▸ **WRITTEN PROBLEM**
Copy the entries below verbatim, line by line, leaving out the pictures.

## Start EXTRACTED ENTRIES

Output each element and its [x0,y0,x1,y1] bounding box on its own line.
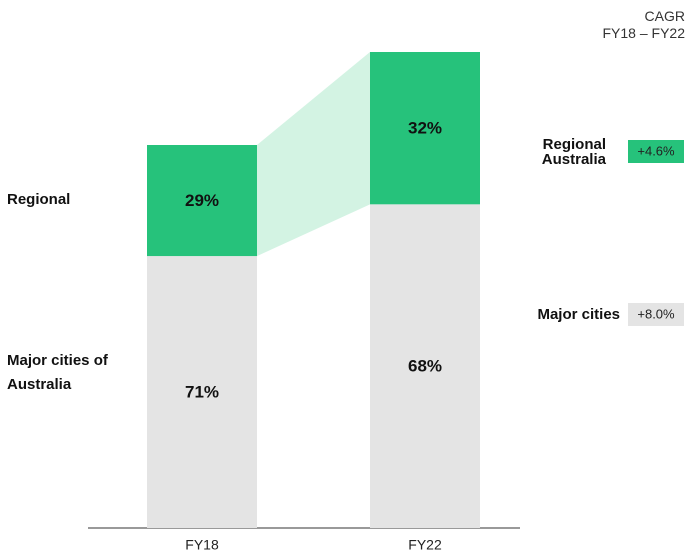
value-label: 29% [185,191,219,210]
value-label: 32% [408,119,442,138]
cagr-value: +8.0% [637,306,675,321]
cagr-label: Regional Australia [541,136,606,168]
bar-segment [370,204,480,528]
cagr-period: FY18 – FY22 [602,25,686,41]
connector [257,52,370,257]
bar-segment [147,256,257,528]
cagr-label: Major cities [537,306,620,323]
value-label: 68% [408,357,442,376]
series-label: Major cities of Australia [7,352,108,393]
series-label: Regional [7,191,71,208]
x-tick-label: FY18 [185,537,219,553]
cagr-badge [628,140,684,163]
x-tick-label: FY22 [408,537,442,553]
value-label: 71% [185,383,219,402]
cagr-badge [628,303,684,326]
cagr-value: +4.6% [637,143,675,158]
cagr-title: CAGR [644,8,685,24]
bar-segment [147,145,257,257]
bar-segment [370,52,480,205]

## End EXTRACTED ENTRIES

▸ **SOLUTION TO THE PROBLEM**
Output each element and its [x0,y0,x1,y1] bounding box on its own line.
value-label: 29% [185,191,219,210]
value-label: 32% [408,119,442,138]
cagr-value: +8.0% [637,306,675,321]
cagr-label: Regional Australia [541,136,606,168]
bar-segment [370,204,480,528]
cagr-period: FY18 – FY22 [602,25,686,41]
connector [257,52,370,257]
bar-segment [147,256,257,528]
cagr-label: Major cities [537,306,620,323]
value-label: 68% [408,357,442,376]
series-label: Major cities of Australia [7,352,108,393]
series-label: Regional [7,191,71,208]
x-tick-label: FY18 [185,537,219,553]
cagr-badge [628,140,684,163]
x-tick-label: FY22 [408,537,442,553]
value-label: 71% [185,383,219,402]
cagr-badge [628,303,684,326]
cagr-value: +4.6% [637,143,675,158]
cagr-title: CAGR [644,8,685,24]
bar-segment [147,145,257,257]
bar-segment [370,52,480,205]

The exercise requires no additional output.